> [O que fazer]: Dê sequência ao texto sobre o trigo no Cerrado, escrevendo a partir da última frase apresentada.

=== Texto de leitura ===

A palhada do trigo se prova especialmente importante no contexto do Cerrado brasileiro, devido à maior dificuldade na produção de matéria orgânica. “Essa palhada possui uma ótima relação carbono/nitrogênio (C/N), então é bem importante que ela esteja ali”, pontua.
Ponto-chave para o Cerrado: trigo pode auxiliar na redução de nematoides
Diversas cultivares de trigo no mercado brasileiro oferecem uma grande vantagem, especialmente para agricultores do Cerrado. Isso porque tais variedades apresentam um baixo fator de reprodução para algumas espécies do nematoides de galhas (Meloidogyne incognita e M. javanica), nematoide das lesões (Pratylenchus brachyurus) e nematoide reniforme (Rotylenchulus reniformis). Isso significa que essas variedades mantiveram ou reduziram a população de nematoides de algumas dessas espécies na área em questão.
Mais pesquisas seguem sendo realizadas para relacionar as vantagens do trigo quanto aos nematoides, mas já é possível afirmar que várias cultivares apresentam benefícios frente à problemática, que anualmente gera prejuízos relevantes aos sojicultores no país.

=== Trecho dos dados ===

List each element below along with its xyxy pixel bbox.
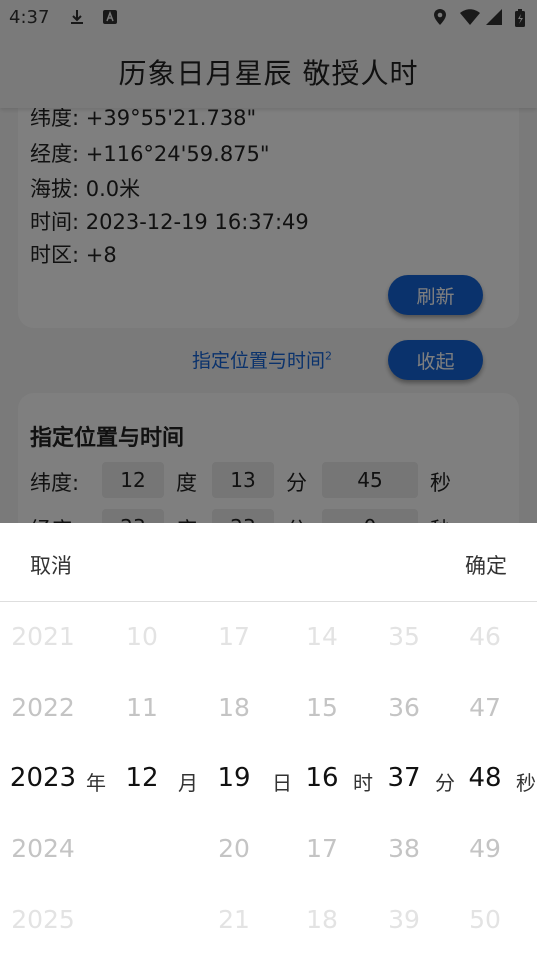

===
=== Trecho dos dados ===

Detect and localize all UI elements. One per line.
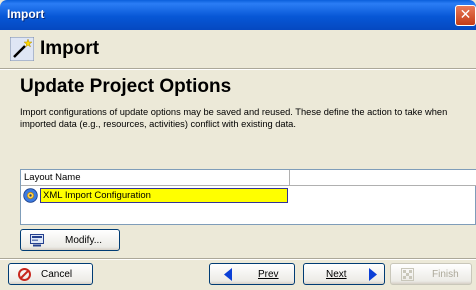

===

> [Resposta]:
A priorização do sistema de produção
Para Hörbe, o segredo da rentabilidade do trigo é pensar no sistema de produção. “Quando o agricultor tem um sistema bem equilibrado, em que ele exercita a rotação de culturas e adubação de sistema, por exemplo, ele reduz o custo e faz a cultura do trigo se rentabilizar mais”, atesta.
Segundo Facco, o trigo é uma excelente opção dentro do sistema para trazer estabilidade financeira à propriedade. “Com o achatamento das margens nas culturas de verão e o custo de se fazer uma lavoura subindo gradativamente, por vezes a propriedade começa a sofrer com instabilidades financeiras. Então, a rentabilidade no inverno ajuda a suavizar esse achatamento das margens”, resume.